Short task:
Reproduce all of the data exactly.

Records to process:

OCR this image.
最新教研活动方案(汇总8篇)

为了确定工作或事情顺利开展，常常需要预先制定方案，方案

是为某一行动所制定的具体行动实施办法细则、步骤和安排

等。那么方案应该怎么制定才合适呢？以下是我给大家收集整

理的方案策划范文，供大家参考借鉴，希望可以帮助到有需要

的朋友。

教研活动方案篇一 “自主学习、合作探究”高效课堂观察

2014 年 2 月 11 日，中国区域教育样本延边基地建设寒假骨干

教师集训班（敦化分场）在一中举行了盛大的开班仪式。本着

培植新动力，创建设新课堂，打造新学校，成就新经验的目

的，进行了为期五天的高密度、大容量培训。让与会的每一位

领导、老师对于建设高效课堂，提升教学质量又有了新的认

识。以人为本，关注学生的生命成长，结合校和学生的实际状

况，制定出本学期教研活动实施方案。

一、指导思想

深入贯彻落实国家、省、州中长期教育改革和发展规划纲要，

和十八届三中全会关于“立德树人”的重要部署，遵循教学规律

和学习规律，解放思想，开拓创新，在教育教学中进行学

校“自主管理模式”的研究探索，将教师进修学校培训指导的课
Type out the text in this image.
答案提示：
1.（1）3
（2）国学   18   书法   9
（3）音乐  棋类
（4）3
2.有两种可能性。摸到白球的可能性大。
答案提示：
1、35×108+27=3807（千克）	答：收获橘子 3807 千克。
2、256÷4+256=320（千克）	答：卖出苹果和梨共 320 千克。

Solution to the problem:
OCR this image.
最新教研活动方案(汇总8篇)

为了确定工作或事情顺利开展，常常需要预先制定方案，方案

是为某一行动所制定的具体行动实施办法细则、步骤和安排

等。那么方案应该怎么制定才合适呢？以下是我给大家收集整

理的方案策划范文，供大家参考借鉴，希望可以帮助到有需要

的朋友。

教研活动方案篇一 “自主学习、合作探究”高效课堂观察

2014 年 2 月 11 日，中国区域教育样本延边基地建设寒假骨干

教师集训班（敦化分场）在一中举行了盛大的开班仪式。本着

培植新动力，创建设新课堂，打造新学校，成就新经验的目

的，进行了为期五天的高密度、大容量培训。让与会的每一位

领导、老师对于建设高效课堂，提升教学质量又有了新的认

识。以人为本，关注学生的生命成长，结合校和学生的实际状

况，制定出本学期教研活动实施方案。

一、指导思想

深入贯彻落实国家、省、州中长期教育改革和发展规划纲要，

和十八届三中全会关于“立德树人”的重要部署，遵循教学规律

和学习规律，解放思想，开拓创新，在教育教学中进行学

校“自主管理模式”的研究探索，将教师进修学校培训指导的课
Type out the text in this image.
答案提示：
1.（1）3
（2）国学   18   书法   9
（3）音乐  棋类
（4）3
2.有两种可能性。摸到白球的可能性大。
答案提示：
1、35×108+27=3807（千克）	答：收获橘子 3807 千克。
2、256÷4+256=320（千克）	答：卖出苹果和梨共 320 千克。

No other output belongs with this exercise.